• _Written request_
Your task is to reproduce the material exactly.

• _Information supplied_
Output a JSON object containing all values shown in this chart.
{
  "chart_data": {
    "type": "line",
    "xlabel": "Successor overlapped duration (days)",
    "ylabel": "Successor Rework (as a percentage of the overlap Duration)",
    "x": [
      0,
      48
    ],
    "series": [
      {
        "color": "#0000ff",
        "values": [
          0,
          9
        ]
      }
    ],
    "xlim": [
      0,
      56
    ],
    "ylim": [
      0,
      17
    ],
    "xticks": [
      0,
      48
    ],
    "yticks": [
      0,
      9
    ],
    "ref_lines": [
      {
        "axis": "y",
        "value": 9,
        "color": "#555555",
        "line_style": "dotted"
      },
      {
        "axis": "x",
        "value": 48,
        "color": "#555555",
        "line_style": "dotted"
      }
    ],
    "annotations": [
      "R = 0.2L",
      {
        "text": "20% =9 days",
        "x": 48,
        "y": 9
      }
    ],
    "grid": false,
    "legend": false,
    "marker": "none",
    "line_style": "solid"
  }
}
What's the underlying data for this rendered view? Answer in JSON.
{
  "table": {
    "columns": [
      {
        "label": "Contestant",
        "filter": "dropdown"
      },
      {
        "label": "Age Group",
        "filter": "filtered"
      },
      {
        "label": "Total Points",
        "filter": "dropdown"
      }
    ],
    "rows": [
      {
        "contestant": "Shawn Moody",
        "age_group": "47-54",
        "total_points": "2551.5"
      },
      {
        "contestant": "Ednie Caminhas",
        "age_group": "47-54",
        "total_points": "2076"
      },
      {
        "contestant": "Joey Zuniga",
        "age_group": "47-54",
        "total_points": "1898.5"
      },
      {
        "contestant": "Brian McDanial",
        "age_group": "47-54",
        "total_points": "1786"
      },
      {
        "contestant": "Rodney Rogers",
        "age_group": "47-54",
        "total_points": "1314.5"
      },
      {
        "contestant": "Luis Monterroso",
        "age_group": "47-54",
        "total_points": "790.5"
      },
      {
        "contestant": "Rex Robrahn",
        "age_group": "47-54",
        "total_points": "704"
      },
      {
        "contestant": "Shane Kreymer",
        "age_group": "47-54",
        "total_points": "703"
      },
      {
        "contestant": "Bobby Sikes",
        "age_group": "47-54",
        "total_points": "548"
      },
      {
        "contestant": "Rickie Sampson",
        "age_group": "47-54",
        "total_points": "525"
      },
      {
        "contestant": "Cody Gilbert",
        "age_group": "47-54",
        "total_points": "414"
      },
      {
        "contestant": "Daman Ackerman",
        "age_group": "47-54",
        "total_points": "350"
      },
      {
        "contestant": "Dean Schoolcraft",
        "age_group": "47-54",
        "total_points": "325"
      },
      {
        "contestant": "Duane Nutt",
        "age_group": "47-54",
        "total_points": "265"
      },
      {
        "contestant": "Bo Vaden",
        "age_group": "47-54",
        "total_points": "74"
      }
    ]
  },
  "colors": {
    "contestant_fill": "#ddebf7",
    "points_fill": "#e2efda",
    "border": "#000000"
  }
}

• _Result for this exercise_
Output a JSON object containing all values shown in this chart.
{
  "chart_data": {
    "type": "line",
    "xlabel": "Successor overlapped duration (days)",
    "ylabel": "Successor Rework (as a percentage of the overlap Duration)",
    "x": [
      0,
      48
    ],
    "series": [
      {
        "color": "#0000ff",
        "values": [
          0,
          9
        ]
      }
    ],
    "xlim": [
      0,
      56
    ],
    "ylim": [
      0,
      17
    ],
    "xticks": [
      0,
      48
    ],
    "yticks": [
      0,
      9
    ],
    "ref_lines": [
      {
        "axis": "y",
        "value": 9,
        "color": "#555555",
        "line_style": "dotted"
      },
      {
        "axis": "x",
        "value": 48,
        "color": "#555555",
        "line_style": "dotted"
      }
    ],
    "annotations": [
      "R = 0.2L",
      {
        "text": "20% =9 days",
        "x": 48,
        "y": 9
      }
    ],
    "grid": false,
    "legend": false,
    "marker": "none",
    "line_style": "solid"
  }
}
What's the underlying data for this rendered view? Answer in JSON.
{
  "table": {
    "columns": [
      {
        "label": "Contestant",
        "filter": "dropdown"
      },
      {
        "label": "Age Group",
        "filter": "filtered"
      },
      {
        "label": "Total Points",
        "filter": "dropdown"
      }
    ],
    "rows": [
      {
        "contestant": "Shawn Moody",
        "age_group": "47-54",
        "total_points": "2551.5"
      },
      {
        "contestant": "Ednie Caminhas",
        "age_group": "47-54",
        "total_points": "2076"
      },
      {
        "contestant": "Joey Zuniga",
        "age_group": "47-54",
        "total_points": "1898.5"
      },
      {
        "contestant": "Brian McDanial",
        "age_group": "47-54",
        "total_points": "1786"
      },
      {
        "contestant": "Rodney Rogers",
        "age_group": "47-54",
        "total_points": "1314.5"
      },
      {
        "contestant": "Luis Monterroso",
        "age_group": "47-54",
        "total_points": "790.5"
      },
      {
        "contestant": "Rex Robrahn",
        "age_group": "47-54",
        "total_points": "704"
      },
      {
        "contestant": "Shane Kreymer",
        "age_group": "47-54",
        "total_points": "703"
      },
      {
        "contestant": "Bobby Sikes",
        "age_group": "47-54",
        "total_points": "548"
      },
      {
        "contestant": "Rickie Sampson",
        "age_group": "47-54",
        "total_points": "525"
      },
      {
        "contestant": "Cody Gilbert",
        "age_group": "47-54",
        "total_points": "414"
      },
      {
        "contestant": "Daman Ackerman",
        "age_group": "47-54",
        "total_points": "350"
      },
      {
        "contestant": "Dean Schoolcraft",
        "age_group": "47-54",
        "total_points": "325"
      },
      {
        "contestant": "Duane Nutt",
        "age_group": "47-54",
        "total_points": "265"
      },
      {
        "contestant": "Bo Vaden",
        "age_group": "47-54",
        "total_points": "74"
      }
    ]
  },
  "colors": {
    "contestant_fill": "#ddebf7",
    "points_fill": "#e2efda",
    "border": "#000000"
  }
}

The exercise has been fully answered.